Given passage:
Water pump and timing chain?
Water pump has been leaking, at least I think it is. I think it is the seal where the pump attaches. Anyway, it has gotten a fair amount worse lately. I am going to try and do it this weekend or next depending on if I can pick up the parts. Figure I might as well do all the hoses too.
The water pump seems simple enough, I figured since I have the front all torn apart I might as well do the timing chain (130k on original). Never done a timing chain before, will I need any special tools? Anything I should know? The manual seems to make it sound like an easy job.
Thanks for any help, or tips.
The water pump seems simple enough, I figured since I have the front all torn apart I might as well do the timing chain (130k on original). Never done a timing chain before, will I need any special tools? Anything I should know? The manual seems to make it sound like an easy job.
Thanks for any help, or tips.
It is an easy job.
After you remove the chain, don't turn the cam or the crank at all or it'll screw up the timing.
The two front bolts in the oil pan need to come out to get the timing cover off.
You need a 3 jaw puller to get the cam sprocket off easily and to keep you from turning it in the process.
You need the duck foot puller to get the harmonic balancer off.
You want to thread that puller into the balancer, if you use a 3 jaw puller and pull on the outside of the balancer then you will ruin it.
I had to grab a spare washer out of the shed to sit over the hole that the crank bolt goes into because the pointed accessory in the harmonic balancer puller kit was small enough to damage the threads on the end of the crank.
Some people say that you need to use the sleeve and seal kit for the harmonic balancer because the new crank seal might leak if you don't.
I have on but I didn't use it and my front seal hasn't leaked a drop of oil since changing the chain.
If you don't use the sleeve then just look at the bottom of the balancer every now and then to see if there is oil leaking out of where it goes into the timing cover. If it does start leaking then you'll just have to pull the balancer back off, slip the sleeve on it and put it back on.

Stated problem A:
Reproduce verbatim the stretch of rows from the start of the rows through the line containing "order-item[interactable]: £8.00 Chocolate".

[Records from a dataset]
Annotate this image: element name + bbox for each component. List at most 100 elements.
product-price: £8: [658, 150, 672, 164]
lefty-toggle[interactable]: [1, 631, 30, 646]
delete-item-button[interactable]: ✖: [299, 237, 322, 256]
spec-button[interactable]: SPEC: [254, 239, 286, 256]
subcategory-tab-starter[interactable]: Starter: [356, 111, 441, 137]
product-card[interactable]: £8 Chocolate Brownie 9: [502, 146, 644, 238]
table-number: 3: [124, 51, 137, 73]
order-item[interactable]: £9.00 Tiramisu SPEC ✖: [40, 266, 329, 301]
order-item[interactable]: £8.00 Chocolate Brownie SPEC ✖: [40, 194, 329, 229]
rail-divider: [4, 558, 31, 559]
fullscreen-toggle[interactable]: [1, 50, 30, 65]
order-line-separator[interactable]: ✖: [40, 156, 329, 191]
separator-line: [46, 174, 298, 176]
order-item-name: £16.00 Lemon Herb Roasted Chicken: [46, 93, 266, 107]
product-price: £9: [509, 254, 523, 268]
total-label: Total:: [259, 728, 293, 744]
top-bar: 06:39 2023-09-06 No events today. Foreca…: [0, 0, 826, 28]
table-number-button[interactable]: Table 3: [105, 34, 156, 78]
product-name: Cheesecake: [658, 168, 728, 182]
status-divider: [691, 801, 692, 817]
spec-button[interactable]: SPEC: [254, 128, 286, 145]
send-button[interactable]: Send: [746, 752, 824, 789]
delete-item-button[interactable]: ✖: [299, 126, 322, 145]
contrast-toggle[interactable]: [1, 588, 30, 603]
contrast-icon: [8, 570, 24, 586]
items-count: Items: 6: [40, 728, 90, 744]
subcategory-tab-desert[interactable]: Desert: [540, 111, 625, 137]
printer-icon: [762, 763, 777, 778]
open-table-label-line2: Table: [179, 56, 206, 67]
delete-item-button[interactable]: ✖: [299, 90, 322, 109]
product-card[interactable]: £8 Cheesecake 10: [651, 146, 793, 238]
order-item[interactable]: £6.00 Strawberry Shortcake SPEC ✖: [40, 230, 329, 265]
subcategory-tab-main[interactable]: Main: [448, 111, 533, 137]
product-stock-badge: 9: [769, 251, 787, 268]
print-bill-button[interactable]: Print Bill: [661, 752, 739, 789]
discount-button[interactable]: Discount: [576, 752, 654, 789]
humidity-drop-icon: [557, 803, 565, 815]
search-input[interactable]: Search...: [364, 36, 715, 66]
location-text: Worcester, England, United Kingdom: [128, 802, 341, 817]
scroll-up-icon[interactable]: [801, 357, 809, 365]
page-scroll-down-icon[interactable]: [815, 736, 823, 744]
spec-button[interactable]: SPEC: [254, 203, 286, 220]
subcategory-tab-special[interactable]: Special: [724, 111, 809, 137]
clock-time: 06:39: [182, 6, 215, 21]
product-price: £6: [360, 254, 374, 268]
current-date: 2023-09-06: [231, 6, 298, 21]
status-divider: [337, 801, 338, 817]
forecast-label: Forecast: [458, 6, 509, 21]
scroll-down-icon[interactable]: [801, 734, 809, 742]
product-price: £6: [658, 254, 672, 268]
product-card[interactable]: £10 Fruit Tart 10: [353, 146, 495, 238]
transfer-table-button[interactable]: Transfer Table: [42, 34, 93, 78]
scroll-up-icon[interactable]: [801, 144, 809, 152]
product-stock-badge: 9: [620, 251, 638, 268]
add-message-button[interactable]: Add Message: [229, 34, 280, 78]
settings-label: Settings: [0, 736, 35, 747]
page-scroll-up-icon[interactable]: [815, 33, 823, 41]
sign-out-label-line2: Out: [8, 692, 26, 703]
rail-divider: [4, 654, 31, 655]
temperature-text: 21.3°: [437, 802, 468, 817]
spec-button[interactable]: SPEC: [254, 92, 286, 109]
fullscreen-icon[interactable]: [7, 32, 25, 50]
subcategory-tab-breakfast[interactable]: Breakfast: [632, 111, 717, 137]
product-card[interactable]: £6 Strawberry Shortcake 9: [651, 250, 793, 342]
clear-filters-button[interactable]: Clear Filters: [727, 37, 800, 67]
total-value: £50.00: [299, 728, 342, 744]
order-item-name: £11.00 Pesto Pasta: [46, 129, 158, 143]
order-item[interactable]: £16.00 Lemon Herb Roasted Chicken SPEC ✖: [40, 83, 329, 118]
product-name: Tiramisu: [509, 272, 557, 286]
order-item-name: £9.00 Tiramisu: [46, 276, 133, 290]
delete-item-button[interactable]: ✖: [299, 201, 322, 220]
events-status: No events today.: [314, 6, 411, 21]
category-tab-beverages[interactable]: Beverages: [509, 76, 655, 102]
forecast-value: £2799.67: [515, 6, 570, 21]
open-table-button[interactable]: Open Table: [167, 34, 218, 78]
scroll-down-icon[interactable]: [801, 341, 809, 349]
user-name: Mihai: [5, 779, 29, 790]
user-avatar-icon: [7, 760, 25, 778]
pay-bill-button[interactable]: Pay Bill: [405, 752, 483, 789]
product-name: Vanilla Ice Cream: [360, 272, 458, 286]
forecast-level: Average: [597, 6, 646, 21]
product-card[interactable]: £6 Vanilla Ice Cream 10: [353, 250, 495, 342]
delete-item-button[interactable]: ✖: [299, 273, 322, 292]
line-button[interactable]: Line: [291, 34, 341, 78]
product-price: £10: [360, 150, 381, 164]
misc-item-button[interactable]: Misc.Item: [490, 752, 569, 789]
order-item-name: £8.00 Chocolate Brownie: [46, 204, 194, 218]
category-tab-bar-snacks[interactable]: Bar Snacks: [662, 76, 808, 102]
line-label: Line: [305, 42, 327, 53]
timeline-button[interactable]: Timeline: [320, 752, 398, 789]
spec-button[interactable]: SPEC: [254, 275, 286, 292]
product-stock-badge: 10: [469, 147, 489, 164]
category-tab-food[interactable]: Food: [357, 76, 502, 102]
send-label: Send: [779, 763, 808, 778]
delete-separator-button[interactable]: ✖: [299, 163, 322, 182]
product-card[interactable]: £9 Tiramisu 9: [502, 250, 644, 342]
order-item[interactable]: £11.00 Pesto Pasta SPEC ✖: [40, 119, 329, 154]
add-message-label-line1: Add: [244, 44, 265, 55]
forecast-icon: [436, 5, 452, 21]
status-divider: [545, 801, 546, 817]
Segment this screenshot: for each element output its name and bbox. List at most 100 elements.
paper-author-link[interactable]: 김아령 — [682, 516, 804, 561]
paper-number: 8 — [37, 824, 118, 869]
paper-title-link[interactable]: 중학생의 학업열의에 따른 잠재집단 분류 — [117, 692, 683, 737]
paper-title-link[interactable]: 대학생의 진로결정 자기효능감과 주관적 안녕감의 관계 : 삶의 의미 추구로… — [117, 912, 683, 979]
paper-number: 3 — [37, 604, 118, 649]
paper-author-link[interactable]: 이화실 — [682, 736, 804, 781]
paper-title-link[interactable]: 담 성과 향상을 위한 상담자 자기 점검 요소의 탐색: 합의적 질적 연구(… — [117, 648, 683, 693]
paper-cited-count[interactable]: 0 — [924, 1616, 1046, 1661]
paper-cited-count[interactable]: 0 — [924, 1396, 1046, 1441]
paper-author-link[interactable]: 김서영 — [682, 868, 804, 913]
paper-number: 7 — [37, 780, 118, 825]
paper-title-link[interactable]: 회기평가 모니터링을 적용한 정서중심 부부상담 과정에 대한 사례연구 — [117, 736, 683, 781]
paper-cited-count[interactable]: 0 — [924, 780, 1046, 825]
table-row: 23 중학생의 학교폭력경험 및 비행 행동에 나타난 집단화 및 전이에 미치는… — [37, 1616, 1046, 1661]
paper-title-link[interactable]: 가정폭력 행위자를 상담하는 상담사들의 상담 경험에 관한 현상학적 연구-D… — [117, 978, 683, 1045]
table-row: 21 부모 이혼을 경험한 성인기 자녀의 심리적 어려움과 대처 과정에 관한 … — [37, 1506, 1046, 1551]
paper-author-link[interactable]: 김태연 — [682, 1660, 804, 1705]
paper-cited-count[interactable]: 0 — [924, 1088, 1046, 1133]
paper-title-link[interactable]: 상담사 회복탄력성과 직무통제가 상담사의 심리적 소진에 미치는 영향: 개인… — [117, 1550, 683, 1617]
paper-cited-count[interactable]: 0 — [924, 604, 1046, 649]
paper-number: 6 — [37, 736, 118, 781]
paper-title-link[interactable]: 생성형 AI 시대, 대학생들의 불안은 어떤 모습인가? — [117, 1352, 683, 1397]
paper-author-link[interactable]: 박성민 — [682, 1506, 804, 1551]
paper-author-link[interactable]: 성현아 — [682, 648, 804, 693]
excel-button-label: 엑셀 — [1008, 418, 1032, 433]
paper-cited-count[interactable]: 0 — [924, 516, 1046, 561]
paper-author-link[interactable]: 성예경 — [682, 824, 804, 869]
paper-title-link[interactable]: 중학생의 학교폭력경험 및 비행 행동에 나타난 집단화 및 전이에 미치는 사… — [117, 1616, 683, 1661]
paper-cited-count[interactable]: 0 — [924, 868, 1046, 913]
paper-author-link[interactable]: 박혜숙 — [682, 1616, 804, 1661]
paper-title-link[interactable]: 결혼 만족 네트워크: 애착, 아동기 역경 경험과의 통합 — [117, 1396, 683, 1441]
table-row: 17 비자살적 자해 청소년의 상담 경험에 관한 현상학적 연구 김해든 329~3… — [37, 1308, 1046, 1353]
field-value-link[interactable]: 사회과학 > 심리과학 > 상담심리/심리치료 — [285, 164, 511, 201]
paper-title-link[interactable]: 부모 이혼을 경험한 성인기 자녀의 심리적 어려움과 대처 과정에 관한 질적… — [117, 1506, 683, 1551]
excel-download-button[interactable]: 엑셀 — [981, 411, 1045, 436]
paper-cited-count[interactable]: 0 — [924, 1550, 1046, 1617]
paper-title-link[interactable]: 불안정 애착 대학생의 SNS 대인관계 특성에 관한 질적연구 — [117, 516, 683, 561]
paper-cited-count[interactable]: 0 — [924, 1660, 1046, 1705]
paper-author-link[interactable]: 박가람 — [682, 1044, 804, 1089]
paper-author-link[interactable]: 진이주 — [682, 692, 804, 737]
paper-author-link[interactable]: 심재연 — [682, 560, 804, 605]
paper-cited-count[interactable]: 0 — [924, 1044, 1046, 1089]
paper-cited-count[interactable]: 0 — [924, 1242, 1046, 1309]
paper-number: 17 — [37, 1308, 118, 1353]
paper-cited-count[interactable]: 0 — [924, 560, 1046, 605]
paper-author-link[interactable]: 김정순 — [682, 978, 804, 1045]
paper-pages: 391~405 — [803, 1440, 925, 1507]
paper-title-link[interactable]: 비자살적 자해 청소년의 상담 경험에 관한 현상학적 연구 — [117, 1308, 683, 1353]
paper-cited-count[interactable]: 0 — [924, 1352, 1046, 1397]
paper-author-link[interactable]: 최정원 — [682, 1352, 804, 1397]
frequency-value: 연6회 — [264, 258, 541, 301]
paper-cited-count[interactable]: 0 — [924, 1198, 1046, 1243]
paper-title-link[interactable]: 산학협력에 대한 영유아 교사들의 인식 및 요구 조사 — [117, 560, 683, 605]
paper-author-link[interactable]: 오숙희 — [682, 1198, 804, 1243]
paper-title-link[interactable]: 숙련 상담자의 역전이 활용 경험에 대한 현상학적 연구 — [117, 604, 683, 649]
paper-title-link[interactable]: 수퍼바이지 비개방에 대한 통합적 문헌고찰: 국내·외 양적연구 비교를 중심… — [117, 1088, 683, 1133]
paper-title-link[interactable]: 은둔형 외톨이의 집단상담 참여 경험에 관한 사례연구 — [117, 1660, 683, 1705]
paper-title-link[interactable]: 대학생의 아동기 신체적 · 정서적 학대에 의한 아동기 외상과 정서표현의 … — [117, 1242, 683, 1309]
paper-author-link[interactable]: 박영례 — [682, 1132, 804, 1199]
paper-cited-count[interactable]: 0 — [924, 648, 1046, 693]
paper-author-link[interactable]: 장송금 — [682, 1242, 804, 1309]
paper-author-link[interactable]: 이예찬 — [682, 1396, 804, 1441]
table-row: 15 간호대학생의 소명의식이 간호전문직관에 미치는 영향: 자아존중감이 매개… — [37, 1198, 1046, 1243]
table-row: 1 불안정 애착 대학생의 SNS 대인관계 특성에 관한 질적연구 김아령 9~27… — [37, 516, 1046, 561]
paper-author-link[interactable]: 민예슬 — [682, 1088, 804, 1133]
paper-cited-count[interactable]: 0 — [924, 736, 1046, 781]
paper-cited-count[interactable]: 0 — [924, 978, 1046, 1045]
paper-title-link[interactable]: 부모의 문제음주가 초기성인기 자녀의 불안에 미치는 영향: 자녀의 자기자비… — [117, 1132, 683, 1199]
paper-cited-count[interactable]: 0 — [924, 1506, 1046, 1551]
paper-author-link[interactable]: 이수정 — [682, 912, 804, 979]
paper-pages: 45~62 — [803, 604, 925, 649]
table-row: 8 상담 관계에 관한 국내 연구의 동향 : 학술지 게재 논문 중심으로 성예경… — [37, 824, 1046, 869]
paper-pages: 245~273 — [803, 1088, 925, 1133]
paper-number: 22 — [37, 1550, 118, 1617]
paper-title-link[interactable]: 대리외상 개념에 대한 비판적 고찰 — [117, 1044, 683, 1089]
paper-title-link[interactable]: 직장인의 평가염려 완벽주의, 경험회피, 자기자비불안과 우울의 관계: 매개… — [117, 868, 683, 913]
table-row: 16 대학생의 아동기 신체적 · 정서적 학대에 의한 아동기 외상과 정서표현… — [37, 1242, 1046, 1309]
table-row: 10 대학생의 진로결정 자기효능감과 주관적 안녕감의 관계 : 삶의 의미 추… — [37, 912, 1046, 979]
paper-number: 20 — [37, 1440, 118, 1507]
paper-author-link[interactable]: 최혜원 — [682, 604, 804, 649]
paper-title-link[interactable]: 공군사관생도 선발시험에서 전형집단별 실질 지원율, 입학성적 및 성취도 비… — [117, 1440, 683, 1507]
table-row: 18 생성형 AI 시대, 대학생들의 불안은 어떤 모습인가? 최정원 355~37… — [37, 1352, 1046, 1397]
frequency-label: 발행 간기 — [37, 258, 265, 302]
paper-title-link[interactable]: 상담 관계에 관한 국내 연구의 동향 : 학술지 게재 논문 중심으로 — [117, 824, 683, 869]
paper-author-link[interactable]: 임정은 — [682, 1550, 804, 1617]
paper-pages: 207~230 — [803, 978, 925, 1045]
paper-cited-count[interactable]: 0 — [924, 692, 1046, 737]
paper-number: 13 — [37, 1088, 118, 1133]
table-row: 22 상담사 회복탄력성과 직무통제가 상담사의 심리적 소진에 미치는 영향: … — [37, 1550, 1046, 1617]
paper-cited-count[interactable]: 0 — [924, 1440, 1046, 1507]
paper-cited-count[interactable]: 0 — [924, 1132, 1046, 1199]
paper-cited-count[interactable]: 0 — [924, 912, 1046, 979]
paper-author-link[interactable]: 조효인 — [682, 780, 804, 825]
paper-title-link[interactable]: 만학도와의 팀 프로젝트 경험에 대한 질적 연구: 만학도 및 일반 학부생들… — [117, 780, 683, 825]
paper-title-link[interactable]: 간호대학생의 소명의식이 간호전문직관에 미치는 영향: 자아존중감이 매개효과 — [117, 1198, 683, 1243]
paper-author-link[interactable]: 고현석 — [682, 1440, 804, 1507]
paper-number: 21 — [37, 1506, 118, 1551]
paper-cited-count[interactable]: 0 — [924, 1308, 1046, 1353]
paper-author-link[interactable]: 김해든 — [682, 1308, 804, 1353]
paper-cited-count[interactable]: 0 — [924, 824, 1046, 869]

Stated problem B:
Translate this sentence from the timing chain post into Spanish: "The two front bolts in the oil pan need to come out to get the timing cover off."

Expected answer A:
Annotate this image: element name + bbox for each component. List at most 100 elements.
product-price: £8: [658, 150, 672, 164]
lefty-toggle[interactable]: [1, 631, 30, 646]
delete-item-button[interactable]: ✖: [299, 237, 322, 256]
spec-button[interactable]: SPEC: [254, 239, 286, 256]
subcategory-tab-starter[interactable]: Starter: [356, 111, 441, 137]
product-card[interactable]: £8 Chocolate Brownie 9: [502, 146, 644, 238]
table-number: 3: [124, 51, 137, 73]
order-item[interactable]: £9.00 Tiramisu SPEC ✖: [40, 266, 329, 301]
order-item[interactable]: £8.00 Chocolate Brownie SPEC ✖: [40, 194, 329, 229]

Expected answer B:
Hay que quitar los dos pernos delanteros del cárter de aceite para poder retirar la tapa de la distribución.